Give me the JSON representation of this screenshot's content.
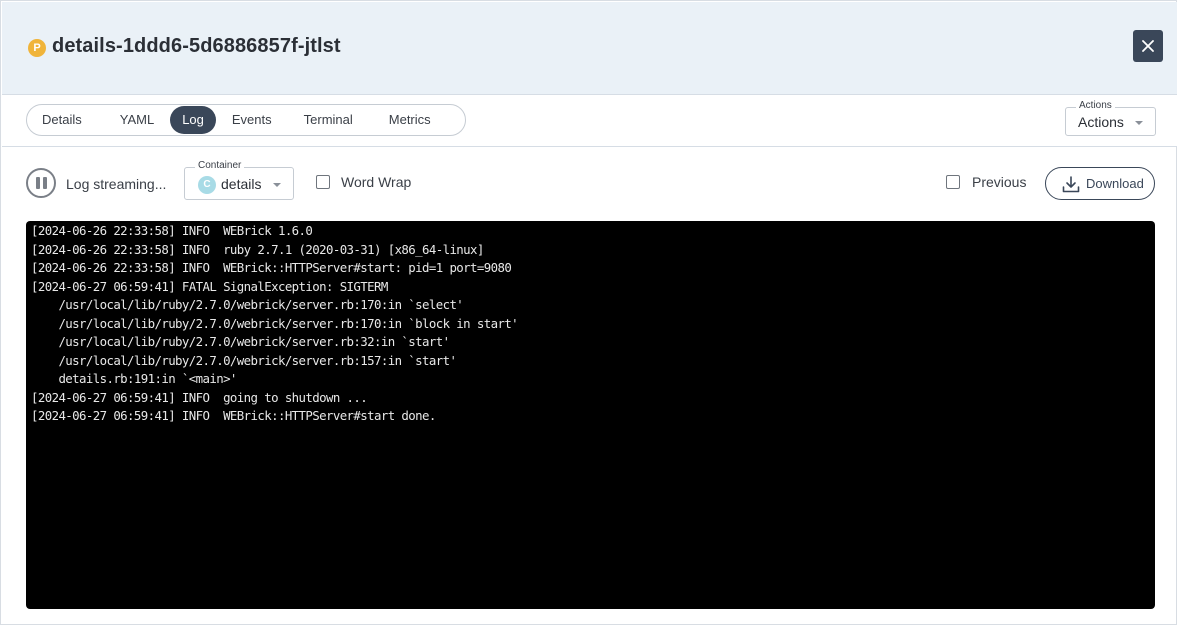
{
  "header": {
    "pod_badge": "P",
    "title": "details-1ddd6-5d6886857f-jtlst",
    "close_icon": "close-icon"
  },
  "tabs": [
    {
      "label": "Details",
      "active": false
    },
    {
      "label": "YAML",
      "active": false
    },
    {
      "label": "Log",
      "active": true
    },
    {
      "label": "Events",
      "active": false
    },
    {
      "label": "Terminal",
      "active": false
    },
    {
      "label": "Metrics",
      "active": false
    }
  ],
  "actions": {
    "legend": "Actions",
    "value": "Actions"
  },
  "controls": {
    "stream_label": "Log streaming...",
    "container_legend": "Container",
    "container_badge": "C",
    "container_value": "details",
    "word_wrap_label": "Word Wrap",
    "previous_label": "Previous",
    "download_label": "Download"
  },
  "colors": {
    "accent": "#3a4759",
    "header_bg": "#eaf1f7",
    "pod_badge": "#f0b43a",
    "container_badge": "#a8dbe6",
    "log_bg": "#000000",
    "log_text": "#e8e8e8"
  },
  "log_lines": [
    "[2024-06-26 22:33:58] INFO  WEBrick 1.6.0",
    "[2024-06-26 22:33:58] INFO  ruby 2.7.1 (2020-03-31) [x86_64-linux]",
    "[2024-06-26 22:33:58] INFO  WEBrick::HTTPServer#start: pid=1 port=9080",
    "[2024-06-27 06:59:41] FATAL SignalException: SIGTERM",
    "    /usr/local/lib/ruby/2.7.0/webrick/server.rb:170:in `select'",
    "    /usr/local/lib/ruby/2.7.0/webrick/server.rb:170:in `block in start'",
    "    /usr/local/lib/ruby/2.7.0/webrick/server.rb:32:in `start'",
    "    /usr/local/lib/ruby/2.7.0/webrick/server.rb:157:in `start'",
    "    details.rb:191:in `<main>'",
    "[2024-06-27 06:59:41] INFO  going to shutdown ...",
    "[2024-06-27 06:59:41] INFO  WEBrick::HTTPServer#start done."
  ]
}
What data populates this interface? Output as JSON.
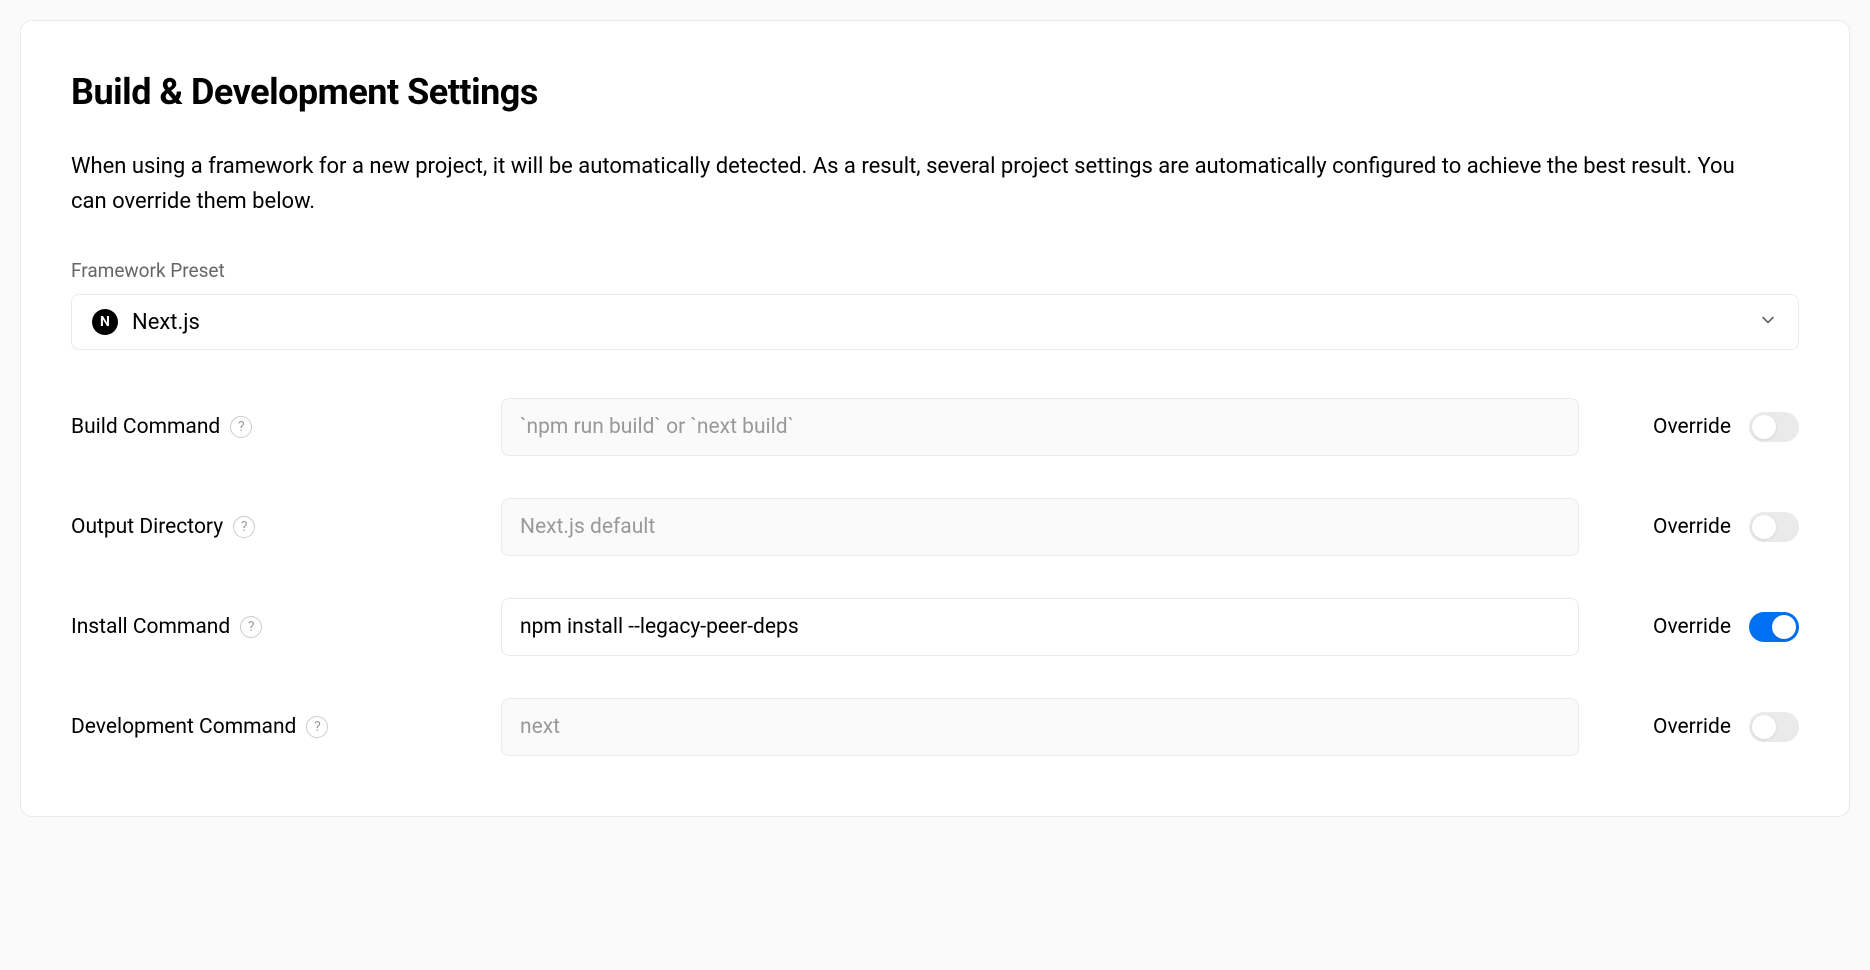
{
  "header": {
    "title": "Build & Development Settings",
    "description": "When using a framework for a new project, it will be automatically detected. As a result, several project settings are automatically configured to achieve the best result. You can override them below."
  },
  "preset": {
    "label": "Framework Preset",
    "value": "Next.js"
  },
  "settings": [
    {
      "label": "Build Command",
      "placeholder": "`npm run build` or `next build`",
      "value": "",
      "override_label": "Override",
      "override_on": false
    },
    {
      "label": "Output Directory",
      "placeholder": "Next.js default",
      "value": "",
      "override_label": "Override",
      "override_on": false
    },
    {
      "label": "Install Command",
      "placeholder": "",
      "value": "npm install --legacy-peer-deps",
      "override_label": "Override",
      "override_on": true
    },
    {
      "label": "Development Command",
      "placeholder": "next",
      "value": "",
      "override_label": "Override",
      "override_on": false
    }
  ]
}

> **Written request**:
Set down every record once more, word for word, without pictures.

> **Solution to the problem**:
Give me the JSON representation of this screenshot's content.
{
  "header": {
    "pod_badge": "P",
    "title": "details-1ddd6-5d6886857f-jtlst",
    "close_icon": "close-icon"
  },
  "tabs": [
    {
      "label": "Details",
      "active": false
    },
    {
      "label": "YAML",
      "active": false
    },
    {
      "label": "Log",
      "active": true
    },
    {
      "label": "Events",
      "active": false
    },
    {
      "label": "Terminal",
      "active": false
    },
    {
      "label": "Metrics",
      "active": false
    }
  ],
  "actions": {
    "legend": "Actions",
    "value": "Actions"
  },
  "controls": {
    "stream_label": "Log streaming...",
    "container_legend": "Container",
    "container_badge": "C",
    "container_value": "details",
    "word_wrap_label": "Word Wrap",
    "previous_label": "Previous",
    "download_label": "Download"
  },
  "colors": {
    "accent": "#3a4759",
    "header_bg": "#eaf1f7",
    "pod_badge": "#f0b43a",
    "container_badge": "#a8dbe6",
    "log_bg": "#000000",
    "log_text": "#e8e8e8"
  },
  "log_lines": [
    "[2024-06-26 22:33:58] INFO  WEBrick 1.6.0",
    "[2024-06-26 22:33:58] INFO  ruby 2.7.1 (2020-03-31) [x86_64-linux]",
    "[2024-06-26 22:33:58] INFO  WEBrick::HTTPServer#start: pid=1 port=9080",
    "[2024-06-27 06:59:41] FATAL SignalException: SIGTERM",
    "    /usr/local/lib/ruby/2.7.0/webrick/server.rb:170:in `select'",
    "    /usr/local/lib/ruby/2.7.0/webrick/server.rb:170:in `block in start'",
    "    /usr/local/lib/ruby/2.7.0/webrick/server.rb:32:in `start'",
    "    /usr/local/lib/ruby/2.7.0/webrick/server.rb:157:in `start'",
    "    details.rb:191:in `<main>'",
    "[2024-06-27 06:59:41] INFO  going to shutdown ...",
    "[2024-06-27 06:59:41] INFO  WEBrick::HTTPServer#start done."
  ]
}
What data populates this interface? Output as JSON.
{
  "header": {
    "title": "Build & Development Settings",
    "description": "When using a framework for a new project, it will be automatically detected. As a result, several project settings are automatically configured to achieve the best result. You can override them below."
  },
  "preset": {
    "label": "Framework Preset",
    "value": "Next.js"
  },
  "settings": [
    {
      "label": "Build Command",
      "placeholder": "`npm run build` or `next build`",
      "value": "",
      "override_label": "Override",
      "override_on": false
    },
    {
      "label": "Output Directory",
      "placeholder": "Next.js default",
      "value": "",
      "override_label": "Override",
      "override_on": false
    },
    {
      "label": "Install Command",
      "placeholder": "",
      "value": "npm install --legacy-peer-deps",
      "override_label": "Override",
      "override_on": true
    },
    {
      "label": "Development Command",
      "placeholder": "next",
      "value": "",
      "override_label": "Override",
      "override_on": false
    }
  ]
}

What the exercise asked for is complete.